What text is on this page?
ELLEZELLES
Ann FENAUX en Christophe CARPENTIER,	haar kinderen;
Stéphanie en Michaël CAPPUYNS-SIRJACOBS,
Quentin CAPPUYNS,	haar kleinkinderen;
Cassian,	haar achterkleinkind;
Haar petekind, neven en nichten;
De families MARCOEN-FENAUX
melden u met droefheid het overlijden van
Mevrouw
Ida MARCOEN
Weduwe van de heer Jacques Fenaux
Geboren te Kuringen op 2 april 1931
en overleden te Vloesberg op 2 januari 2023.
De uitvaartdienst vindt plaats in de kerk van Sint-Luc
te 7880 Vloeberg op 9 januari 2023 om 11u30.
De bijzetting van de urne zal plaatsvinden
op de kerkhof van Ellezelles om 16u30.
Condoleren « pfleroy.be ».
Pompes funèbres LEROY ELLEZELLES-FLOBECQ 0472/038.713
######
Work to do:
Pull out each record as written and restate it exactly.

Output:
What text is on this page?
ELLEZELLES
Ann FENAUX en Christophe CARPENTIER,	haar kinderen;
Stéphanie en Michaël CAPPUYNS-SIRJACOBS,
Quentin CAPPUYNS,	haar kleinkinderen;
Cassian,	haar achterkleinkind;
Haar petekind, neven en nichten;
De families MARCOEN-FENAUX
melden u met droefheid het overlijden van
Mevrouw
Ida MARCOEN
Weduwe van de heer Jacques Fenaux
Geboren te Kuringen op 2 april 1931
en overleden te Vloesberg op 2 januari 2023.
De uitvaartdienst vindt plaats in de kerk van Sint-Luc
te 7880 Vloeberg op 9 januari 2023 om 11u30.
De bijzetting van de urne zal plaatsvinden
op de kerkhof van Ellezelles om 16u30.
Condoleren « pfleroy.be ».
Pompes funèbres LEROY ELLEZELLES-FLOBECQ 0472/038.713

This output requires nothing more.